### Records for the task
________________________

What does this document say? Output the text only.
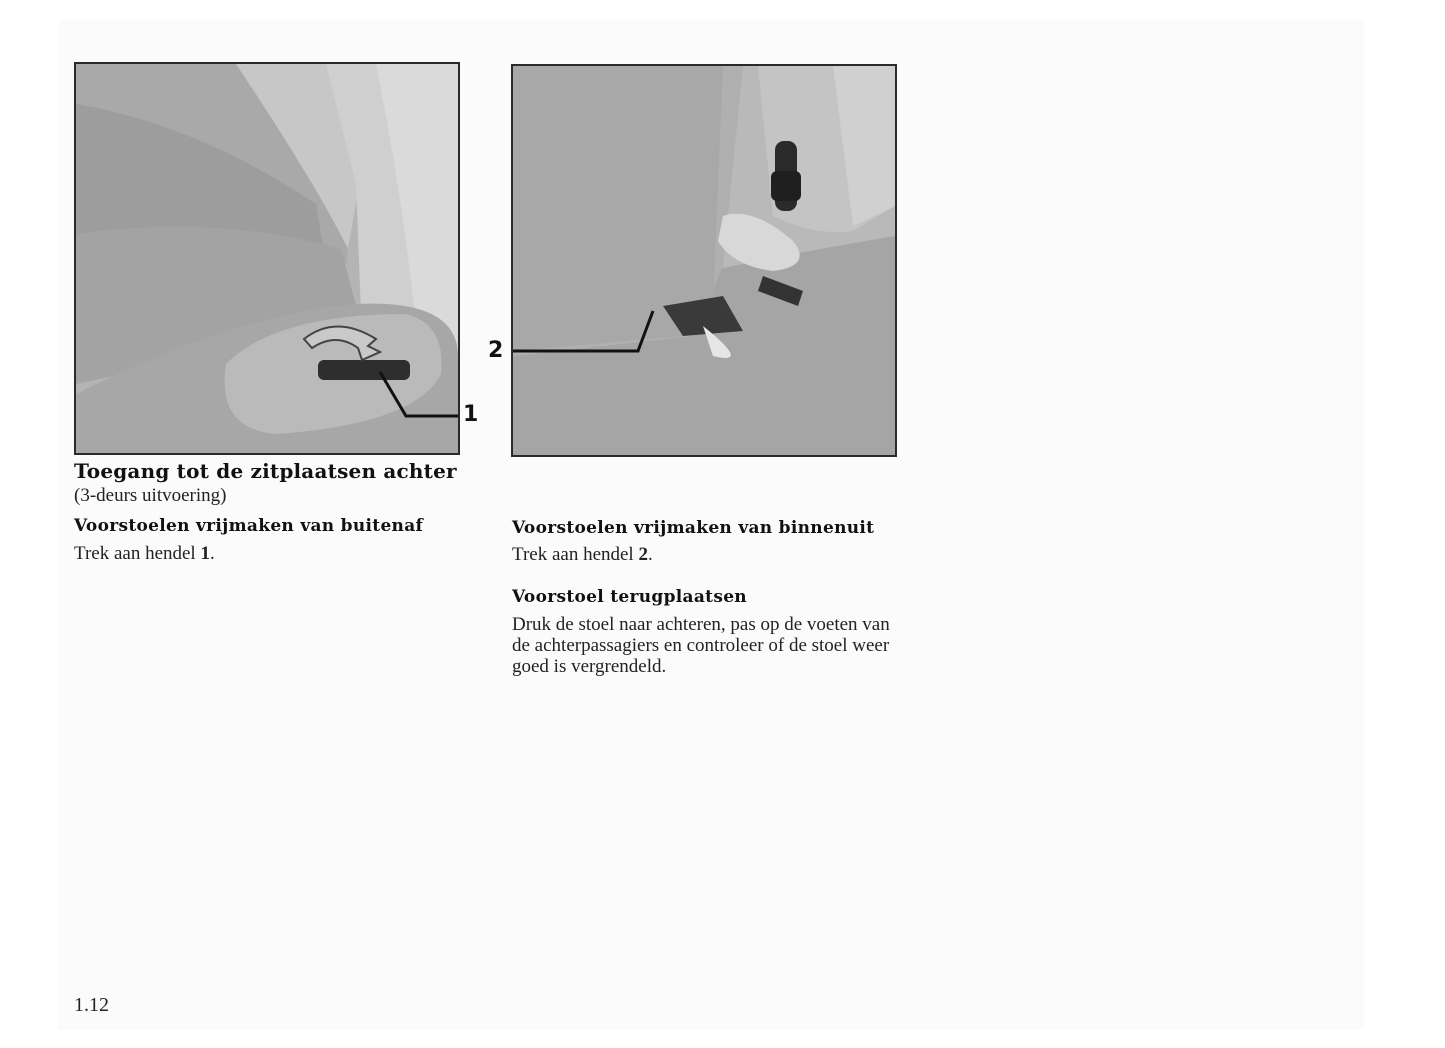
1
2
Toegang tot de zitplaatsen achter

(3-deurs uitvoering)

Voorstoelen vrijmaken van buitenaf

Trek aan hendel 1.

Voorstoelen vrijmaken van binnenuit

Trek aan hendel 2.

Voorstoel terugplaatsen

Druk de stoel naar achteren, pas op de voeten van de achterpassagiers en controleer of de stoel weer goed is vergrendeld.

1.12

________________________

### Task requirements
Using the listing above, state the number of lines that hold "Voorstoelen", with no other text.

### Output of the exercise
2